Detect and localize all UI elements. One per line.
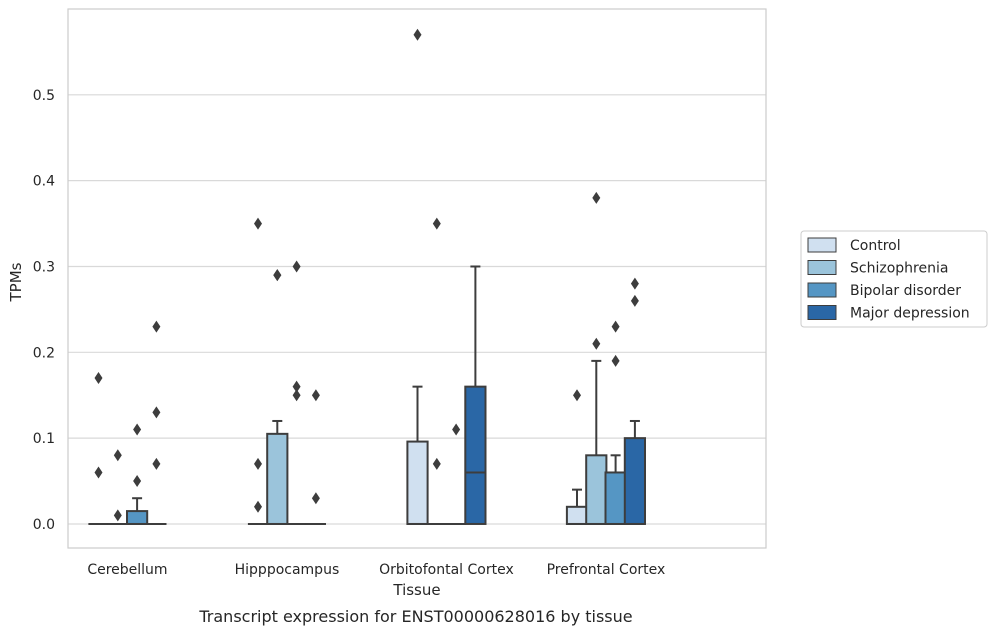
outlier-point xyxy=(254,500,262,513)
legend-entries: Control Schizophrenia Bipolar disorder Majo… xyxy=(807,237,970,322)
outlier-point xyxy=(592,337,601,350)
outlier-point xyxy=(133,423,142,436)
box xyxy=(305,389,326,525)
outlier-point xyxy=(152,457,161,470)
x-axis-title: Tissue xyxy=(392,581,440,599)
chart-caption: Transcript expression for ENST0000062801… xyxy=(198,607,632,626)
outlier-point xyxy=(432,217,441,230)
outlier-point xyxy=(113,509,122,522)
y-axis-title: TPMs xyxy=(7,262,25,302)
outlier-point xyxy=(254,457,262,470)
outlier-point xyxy=(94,466,103,479)
legend: Control Schizophrenia Bipolar disorder Majo… xyxy=(800,230,988,328)
y-tick-label: 0.3 xyxy=(33,259,55,275)
box xyxy=(126,423,149,525)
box xyxy=(464,265,487,525)
box-body xyxy=(266,432,289,525)
series-bipolar-disorder xyxy=(126,260,627,525)
legend-swatch xyxy=(807,237,837,253)
series-major-depression xyxy=(146,265,646,525)
outlier-point xyxy=(292,260,301,273)
box xyxy=(286,260,307,525)
box-body xyxy=(406,440,429,525)
series-schizophrenia xyxy=(107,191,608,525)
outlier-point xyxy=(311,492,320,505)
outlier-point xyxy=(311,389,320,402)
legend-entry: Major depression xyxy=(807,305,970,322)
plot-frame xyxy=(67,8,767,549)
outlier-point xyxy=(292,389,301,402)
box xyxy=(446,423,467,525)
legend-swatch xyxy=(807,260,837,275)
box-body xyxy=(464,385,487,525)
y-axis-ticks: 0.0 0.1 0.2 0.3 0.4 0.5 xyxy=(33,88,55,533)
box-body xyxy=(126,510,149,525)
legend-entry: Control xyxy=(807,237,901,254)
outlier-point xyxy=(254,217,262,230)
outlier-point xyxy=(113,449,122,462)
outlier-point xyxy=(611,320,620,333)
box-body xyxy=(604,471,627,525)
box xyxy=(565,389,589,525)
outlier-point xyxy=(573,389,581,402)
x-axis-ticks: Cerebellum Hipppocampus Orbitofontal Corte… xyxy=(87,562,665,578)
legend-label: Schizophrenia xyxy=(850,261,948,277)
outlier-point xyxy=(630,294,639,307)
box xyxy=(146,320,167,525)
box xyxy=(107,449,128,525)
outlier-point xyxy=(94,372,103,385)
x-tick-label: Hipppocampus xyxy=(235,562,340,578)
box xyxy=(623,277,646,525)
box xyxy=(247,217,269,525)
box xyxy=(426,217,447,525)
y-tick-label: 0.1 xyxy=(33,431,55,447)
y-tick-label: 0.2 xyxy=(33,345,55,361)
outlier-point xyxy=(133,475,142,488)
legend-swatch xyxy=(807,282,837,298)
box-body xyxy=(623,437,646,525)
box xyxy=(88,372,109,525)
outlier-point xyxy=(592,191,601,204)
box-body xyxy=(585,454,608,525)
legend-label: Major depression xyxy=(850,306,970,322)
legend-entry: Schizophrenia xyxy=(807,260,948,277)
outlier-point xyxy=(611,354,620,367)
box xyxy=(266,269,289,525)
box xyxy=(604,320,627,525)
legend-entry: Bipolar disorder xyxy=(807,282,961,299)
outlier-point xyxy=(152,406,161,419)
outlier-point xyxy=(292,380,301,393)
box-body xyxy=(565,505,589,525)
legend-frame xyxy=(800,230,988,328)
y-tick-label: 0.4 xyxy=(33,174,55,190)
outlier-point xyxy=(273,269,282,282)
x-tick-label: Prefrontal Cortex xyxy=(547,562,666,578)
outlier-point xyxy=(630,277,639,290)
box xyxy=(406,28,429,525)
outlier-point xyxy=(452,423,461,436)
box xyxy=(585,191,608,525)
y-tick-label: 0.5 xyxy=(33,88,55,104)
outlier-point xyxy=(432,457,441,470)
outlier-point xyxy=(413,28,422,41)
legend-label: Control xyxy=(850,238,901,254)
x-tick-label: Orbitofontal Cortex xyxy=(379,562,514,578)
x-tick-label: Cerebellum xyxy=(87,562,167,578)
box-series xyxy=(88,28,646,525)
y-tick-label: 0.0 xyxy=(33,517,55,533)
legend-swatch xyxy=(807,305,837,320)
outlier-point xyxy=(152,320,161,333)
series-control xyxy=(88,28,589,525)
grid-lines xyxy=(68,94,766,525)
legend-label: Bipolar disorder xyxy=(850,283,961,299)
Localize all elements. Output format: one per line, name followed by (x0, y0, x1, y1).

******

_Required task_
Rewrite the listing above with every "outlier-point" changed to "outlier-marker" and nothing else altered. Leave the pictures out of your answer.

_Task output_
Detect and localize all UI elements. One per line.
outlier-marker xyxy=(254,500,262,513)
legend-entries: Control Schizophrenia Bipolar disorder Majo… xyxy=(807,237,970,322)
outlier-marker xyxy=(592,337,601,350)
outlier-marker xyxy=(133,423,142,436)
box xyxy=(305,389,326,525)
outlier-marker xyxy=(152,457,161,470)
x-axis-title: Tissue xyxy=(392,581,440,599)
chart-caption: Transcript expression for ENST0000062801… xyxy=(198,607,632,626)
outlier-marker xyxy=(432,217,441,230)
outlier-marker xyxy=(113,509,122,522)
y-axis-title: TPMs xyxy=(7,262,25,302)
outlier-marker xyxy=(254,457,262,470)
outlier-marker xyxy=(94,466,103,479)
legend: Control Schizophrenia Bipolar disorder Majo… xyxy=(800,230,988,328)
y-tick-label: 0.3 xyxy=(33,259,55,275)
box xyxy=(126,423,149,525)
box xyxy=(464,265,487,525)
box-body xyxy=(266,432,289,525)
series-bipolar-disorder xyxy=(126,260,627,525)
legend-swatch xyxy=(807,237,837,253)
series-major-depression xyxy=(146,265,646,525)
outlier-marker xyxy=(292,260,301,273)
box xyxy=(286,260,307,525)
box-body xyxy=(406,440,429,525)
series-schizophrenia xyxy=(107,191,608,525)
outlier-marker xyxy=(311,492,320,505)
outlier-marker xyxy=(311,389,320,402)
legend-entry: Major depression xyxy=(807,305,970,322)
plot-frame xyxy=(67,8,767,549)
outlier-marker xyxy=(292,389,301,402)
box xyxy=(446,423,467,525)
legend-swatch xyxy=(807,260,837,275)
box-body xyxy=(464,385,487,525)
y-axis-ticks: 0.0 0.1 0.2 0.3 0.4 0.5 xyxy=(33,88,55,533)
box-body xyxy=(126,510,149,525)
legend-entry: Control xyxy=(807,237,901,254)
outlier-marker xyxy=(254,217,262,230)
outlier-marker xyxy=(113,449,122,462)
outlier-marker xyxy=(611,320,620,333)
box-body xyxy=(604,471,627,525)
box xyxy=(565,389,589,525)
outlier-marker xyxy=(573,389,581,402)
x-axis-ticks: Cerebellum Hipppocampus Orbitofontal Corte… xyxy=(87,562,665,578)
legend-label: Schizophrenia xyxy=(850,261,948,277)
outlier-marker xyxy=(630,294,639,307)
box xyxy=(146,320,167,525)
box xyxy=(107,449,128,525)
outlier-marker xyxy=(94,372,103,385)
x-tick-label: Hipppocampus xyxy=(235,562,340,578)
box xyxy=(623,277,646,525)
box xyxy=(247,217,269,525)
box xyxy=(426,217,447,525)
y-tick-label: 0.1 xyxy=(33,431,55,447)
y-tick-label: 0.2 xyxy=(33,345,55,361)
outlier-marker xyxy=(133,475,142,488)
legend-swatch xyxy=(807,282,837,298)
box-body xyxy=(623,437,646,525)
box xyxy=(88,372,109,525)
outlier-marker xyxy=(592,191,601,204)
box-body xyxy=(585,454,608,525)
legend-label: Major depression xyxy=(850,306,970,322)
legend-entry: Schizophrenia xyxy=(807,260,948,277)
outlier-marker xyxy=(611,354,620,367)
box xyxy=(266,269,289,525)
box xyxy=(604,320,627,525)
legend-entry: Bipolar disorder xyxy=(807,282,961,299)
outlier-marker xyxy=(152,406,161,419)
outlier-marker xyxy=(292,380,301,393)
box-body xyxy=(565,505,589,525)
legend-frame xyxy=(800,230,988,328)
y-tick-label: 0.4 xyxy=(33,174,55,190)
outlier-marker xyxy=(273,269,282,282)
x-tick-label: Prefrontal Cortex xyxy=(547,562,666,578)
outlier-marker xyxy=(630,277,639,290)
box xyxy=(406,28,429,525)
outlier-marker xyxy=(452,423,461,436)
box xyxy=(585,191,608,525)
y-tick-label: 0.5 xyxy=(33,88,55,104)
outlier-marker xyxy=(432,457,441,470)
outlier-marker xyxy=(413,28,422,41)
legend-label: Control xyxy=(850,238,901,254)
x-tick-label: Orbitofontal Cortex xyxy=(379,562,514,578)
x-tick-label: Cerebellum xyxy=(87,562,167,578)
box-series xyxy=(88,28,646,525)
y-tick-label: 0.0 xyxy=(33,517,55,533)
legend-swatch xyxy=(807,305,837,320)
outlier-marker xyxy=(152,320,161,333)
series-control xyxy=(88,28,589,525)
grid-lines xyxy=(68,94,766,525)
legend-label: Bipolar disorder xyxy=(850,283,961,299)
Localize all elements. Output format: one per line, name followed by (x0, y0, x1, y1).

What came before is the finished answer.